> [TASK REQUIREMENTS] Copy each line below in which the word "name" occurs.

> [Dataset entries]

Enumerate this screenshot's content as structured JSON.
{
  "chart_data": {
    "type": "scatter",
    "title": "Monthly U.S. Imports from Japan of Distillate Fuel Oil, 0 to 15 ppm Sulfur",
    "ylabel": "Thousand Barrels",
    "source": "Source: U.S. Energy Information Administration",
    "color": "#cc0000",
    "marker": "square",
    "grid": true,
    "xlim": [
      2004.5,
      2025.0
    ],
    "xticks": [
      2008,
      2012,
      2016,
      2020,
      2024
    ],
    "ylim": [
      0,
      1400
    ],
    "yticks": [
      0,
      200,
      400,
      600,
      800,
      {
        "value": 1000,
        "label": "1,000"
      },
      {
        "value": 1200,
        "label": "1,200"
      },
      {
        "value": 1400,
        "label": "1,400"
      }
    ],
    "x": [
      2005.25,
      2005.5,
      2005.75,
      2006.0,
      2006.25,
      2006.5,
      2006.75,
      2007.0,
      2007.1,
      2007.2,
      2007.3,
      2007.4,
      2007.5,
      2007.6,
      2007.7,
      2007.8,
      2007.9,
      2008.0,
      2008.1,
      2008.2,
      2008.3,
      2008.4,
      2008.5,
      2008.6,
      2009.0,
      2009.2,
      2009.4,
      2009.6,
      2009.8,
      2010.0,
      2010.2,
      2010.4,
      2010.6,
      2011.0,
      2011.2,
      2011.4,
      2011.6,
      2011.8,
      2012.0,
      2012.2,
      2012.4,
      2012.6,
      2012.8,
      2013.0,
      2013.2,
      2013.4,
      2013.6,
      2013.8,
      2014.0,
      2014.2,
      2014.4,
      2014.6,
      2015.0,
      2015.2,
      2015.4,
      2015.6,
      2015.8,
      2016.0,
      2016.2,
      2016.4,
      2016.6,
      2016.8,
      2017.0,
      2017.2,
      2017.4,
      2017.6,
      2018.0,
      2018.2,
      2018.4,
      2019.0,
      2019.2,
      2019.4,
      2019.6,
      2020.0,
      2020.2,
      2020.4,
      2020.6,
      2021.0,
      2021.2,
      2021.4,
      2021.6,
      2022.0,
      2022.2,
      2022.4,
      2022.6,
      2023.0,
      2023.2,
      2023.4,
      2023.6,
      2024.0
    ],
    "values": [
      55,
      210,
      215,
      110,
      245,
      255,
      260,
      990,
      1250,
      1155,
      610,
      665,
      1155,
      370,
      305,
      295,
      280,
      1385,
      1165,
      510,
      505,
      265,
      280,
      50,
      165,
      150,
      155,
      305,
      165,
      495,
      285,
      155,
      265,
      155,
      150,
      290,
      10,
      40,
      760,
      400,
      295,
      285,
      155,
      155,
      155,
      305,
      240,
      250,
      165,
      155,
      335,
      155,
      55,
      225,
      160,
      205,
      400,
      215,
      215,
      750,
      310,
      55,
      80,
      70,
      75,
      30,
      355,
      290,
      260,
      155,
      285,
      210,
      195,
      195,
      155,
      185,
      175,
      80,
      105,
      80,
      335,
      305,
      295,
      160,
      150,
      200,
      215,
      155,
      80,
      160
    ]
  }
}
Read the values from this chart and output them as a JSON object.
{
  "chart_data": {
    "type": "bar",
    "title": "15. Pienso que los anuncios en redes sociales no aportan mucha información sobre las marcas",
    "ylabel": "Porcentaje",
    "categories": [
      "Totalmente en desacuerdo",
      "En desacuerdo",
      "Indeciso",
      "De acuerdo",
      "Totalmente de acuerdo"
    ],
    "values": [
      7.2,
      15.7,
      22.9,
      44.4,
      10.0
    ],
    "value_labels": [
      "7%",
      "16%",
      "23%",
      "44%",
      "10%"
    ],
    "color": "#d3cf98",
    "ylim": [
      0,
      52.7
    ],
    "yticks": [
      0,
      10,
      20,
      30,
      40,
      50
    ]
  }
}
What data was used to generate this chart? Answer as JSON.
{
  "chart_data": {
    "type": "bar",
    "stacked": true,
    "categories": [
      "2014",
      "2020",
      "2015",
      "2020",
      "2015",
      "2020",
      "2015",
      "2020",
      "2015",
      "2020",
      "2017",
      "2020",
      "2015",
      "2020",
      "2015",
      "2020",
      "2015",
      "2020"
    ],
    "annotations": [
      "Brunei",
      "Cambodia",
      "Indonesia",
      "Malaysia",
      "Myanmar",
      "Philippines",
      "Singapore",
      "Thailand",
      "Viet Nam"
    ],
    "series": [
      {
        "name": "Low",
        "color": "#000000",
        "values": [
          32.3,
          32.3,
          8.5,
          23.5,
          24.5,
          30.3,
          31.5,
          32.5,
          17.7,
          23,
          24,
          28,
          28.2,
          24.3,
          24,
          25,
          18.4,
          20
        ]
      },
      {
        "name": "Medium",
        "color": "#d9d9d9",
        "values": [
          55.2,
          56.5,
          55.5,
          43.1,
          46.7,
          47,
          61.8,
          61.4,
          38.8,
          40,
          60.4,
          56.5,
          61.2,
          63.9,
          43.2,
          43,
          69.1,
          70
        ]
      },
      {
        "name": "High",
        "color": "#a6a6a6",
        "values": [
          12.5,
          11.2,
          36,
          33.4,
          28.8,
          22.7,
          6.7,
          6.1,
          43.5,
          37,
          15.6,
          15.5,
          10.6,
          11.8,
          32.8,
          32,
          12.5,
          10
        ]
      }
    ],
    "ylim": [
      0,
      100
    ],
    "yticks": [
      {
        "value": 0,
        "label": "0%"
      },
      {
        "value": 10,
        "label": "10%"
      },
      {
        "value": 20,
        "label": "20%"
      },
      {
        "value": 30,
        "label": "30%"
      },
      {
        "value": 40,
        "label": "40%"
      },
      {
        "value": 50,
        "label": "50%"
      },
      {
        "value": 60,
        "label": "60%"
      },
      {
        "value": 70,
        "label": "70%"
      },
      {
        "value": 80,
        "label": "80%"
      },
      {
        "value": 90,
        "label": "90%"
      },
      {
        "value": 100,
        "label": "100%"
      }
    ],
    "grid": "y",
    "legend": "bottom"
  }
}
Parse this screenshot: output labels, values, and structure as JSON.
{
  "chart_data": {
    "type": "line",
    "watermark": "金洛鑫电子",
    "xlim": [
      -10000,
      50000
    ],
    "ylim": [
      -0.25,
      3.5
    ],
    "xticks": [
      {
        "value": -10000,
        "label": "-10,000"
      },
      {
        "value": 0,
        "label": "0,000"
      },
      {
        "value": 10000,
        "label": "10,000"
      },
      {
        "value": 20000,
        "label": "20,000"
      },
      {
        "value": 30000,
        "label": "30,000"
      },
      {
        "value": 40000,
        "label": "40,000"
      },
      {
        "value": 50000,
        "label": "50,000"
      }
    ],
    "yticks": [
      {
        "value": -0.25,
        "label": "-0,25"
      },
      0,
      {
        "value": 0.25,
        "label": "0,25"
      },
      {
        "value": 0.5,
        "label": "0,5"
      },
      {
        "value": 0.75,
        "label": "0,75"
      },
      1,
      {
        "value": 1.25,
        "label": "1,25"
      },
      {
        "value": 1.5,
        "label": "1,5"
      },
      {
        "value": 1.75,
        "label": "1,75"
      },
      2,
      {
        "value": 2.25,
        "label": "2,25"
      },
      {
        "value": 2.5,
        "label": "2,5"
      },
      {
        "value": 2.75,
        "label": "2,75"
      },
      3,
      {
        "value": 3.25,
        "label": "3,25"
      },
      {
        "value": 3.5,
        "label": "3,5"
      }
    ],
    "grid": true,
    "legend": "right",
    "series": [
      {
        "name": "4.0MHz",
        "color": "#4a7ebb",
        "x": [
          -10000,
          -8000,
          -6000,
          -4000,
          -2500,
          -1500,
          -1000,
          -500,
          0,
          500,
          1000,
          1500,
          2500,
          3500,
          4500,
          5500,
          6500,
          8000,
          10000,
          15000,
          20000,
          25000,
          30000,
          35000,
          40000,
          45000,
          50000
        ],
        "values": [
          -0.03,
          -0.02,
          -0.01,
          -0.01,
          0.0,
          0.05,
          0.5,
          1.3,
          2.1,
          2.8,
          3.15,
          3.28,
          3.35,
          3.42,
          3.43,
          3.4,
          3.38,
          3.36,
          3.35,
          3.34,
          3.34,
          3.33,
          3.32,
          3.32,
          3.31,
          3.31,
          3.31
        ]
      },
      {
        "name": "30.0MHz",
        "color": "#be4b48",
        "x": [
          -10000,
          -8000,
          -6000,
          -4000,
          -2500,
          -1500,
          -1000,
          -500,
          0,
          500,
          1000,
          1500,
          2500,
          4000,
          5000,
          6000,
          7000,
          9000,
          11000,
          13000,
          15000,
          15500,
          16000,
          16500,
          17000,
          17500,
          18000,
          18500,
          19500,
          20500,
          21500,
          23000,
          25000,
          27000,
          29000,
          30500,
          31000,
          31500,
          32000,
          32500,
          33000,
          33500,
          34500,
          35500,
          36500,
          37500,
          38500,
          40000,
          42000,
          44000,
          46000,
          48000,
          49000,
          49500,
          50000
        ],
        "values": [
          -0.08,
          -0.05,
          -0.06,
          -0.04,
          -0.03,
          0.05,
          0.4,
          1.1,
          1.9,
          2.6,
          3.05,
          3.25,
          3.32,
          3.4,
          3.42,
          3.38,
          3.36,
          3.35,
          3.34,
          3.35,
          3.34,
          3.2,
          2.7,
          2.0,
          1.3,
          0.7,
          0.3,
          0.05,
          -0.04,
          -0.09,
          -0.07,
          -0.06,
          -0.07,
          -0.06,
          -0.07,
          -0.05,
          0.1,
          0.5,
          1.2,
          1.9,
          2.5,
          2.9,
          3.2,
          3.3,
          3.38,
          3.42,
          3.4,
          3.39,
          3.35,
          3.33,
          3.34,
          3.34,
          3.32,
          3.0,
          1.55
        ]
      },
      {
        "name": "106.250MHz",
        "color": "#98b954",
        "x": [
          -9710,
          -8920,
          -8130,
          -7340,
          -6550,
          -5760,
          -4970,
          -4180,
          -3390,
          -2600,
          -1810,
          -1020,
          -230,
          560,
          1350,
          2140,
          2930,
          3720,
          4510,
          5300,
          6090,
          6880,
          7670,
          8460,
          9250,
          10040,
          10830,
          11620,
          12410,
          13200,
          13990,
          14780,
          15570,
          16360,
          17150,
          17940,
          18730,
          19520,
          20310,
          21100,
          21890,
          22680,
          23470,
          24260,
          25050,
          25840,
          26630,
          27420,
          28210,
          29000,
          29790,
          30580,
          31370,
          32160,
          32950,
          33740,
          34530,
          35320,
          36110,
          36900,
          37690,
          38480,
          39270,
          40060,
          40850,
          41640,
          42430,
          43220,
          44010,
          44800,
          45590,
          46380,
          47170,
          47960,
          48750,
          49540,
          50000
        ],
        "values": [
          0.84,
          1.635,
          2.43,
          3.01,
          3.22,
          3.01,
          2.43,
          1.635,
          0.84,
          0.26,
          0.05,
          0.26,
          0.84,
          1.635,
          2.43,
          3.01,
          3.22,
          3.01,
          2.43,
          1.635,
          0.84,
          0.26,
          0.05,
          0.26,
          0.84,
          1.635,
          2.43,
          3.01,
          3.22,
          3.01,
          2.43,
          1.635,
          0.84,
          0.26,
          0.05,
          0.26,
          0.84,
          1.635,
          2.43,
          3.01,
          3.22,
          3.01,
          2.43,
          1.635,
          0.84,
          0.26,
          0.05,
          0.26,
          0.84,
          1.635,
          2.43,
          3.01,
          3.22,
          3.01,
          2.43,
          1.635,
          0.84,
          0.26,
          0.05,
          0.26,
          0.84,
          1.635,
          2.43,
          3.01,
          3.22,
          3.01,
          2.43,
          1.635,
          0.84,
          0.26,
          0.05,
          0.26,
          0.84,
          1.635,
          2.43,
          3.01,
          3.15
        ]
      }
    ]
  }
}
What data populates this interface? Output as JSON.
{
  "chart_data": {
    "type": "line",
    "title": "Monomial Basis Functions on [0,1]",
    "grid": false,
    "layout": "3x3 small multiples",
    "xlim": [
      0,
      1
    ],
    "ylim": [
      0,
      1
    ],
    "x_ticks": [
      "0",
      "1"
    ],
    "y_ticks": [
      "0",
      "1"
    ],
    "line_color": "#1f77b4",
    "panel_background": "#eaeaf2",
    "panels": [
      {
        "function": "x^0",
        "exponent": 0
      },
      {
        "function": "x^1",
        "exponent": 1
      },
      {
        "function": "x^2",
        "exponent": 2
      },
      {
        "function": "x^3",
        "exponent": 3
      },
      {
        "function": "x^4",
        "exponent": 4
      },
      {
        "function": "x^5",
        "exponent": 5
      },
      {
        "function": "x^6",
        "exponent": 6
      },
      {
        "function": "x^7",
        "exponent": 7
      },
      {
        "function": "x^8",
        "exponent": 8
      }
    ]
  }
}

> [PROBLEM SOLUTION]
        "name": "Low",
        "name": "Medium",
        "name": "High",
        "name": "4.0MHz",
        "name": "30.0MHz",
        "name": "106.250MHz",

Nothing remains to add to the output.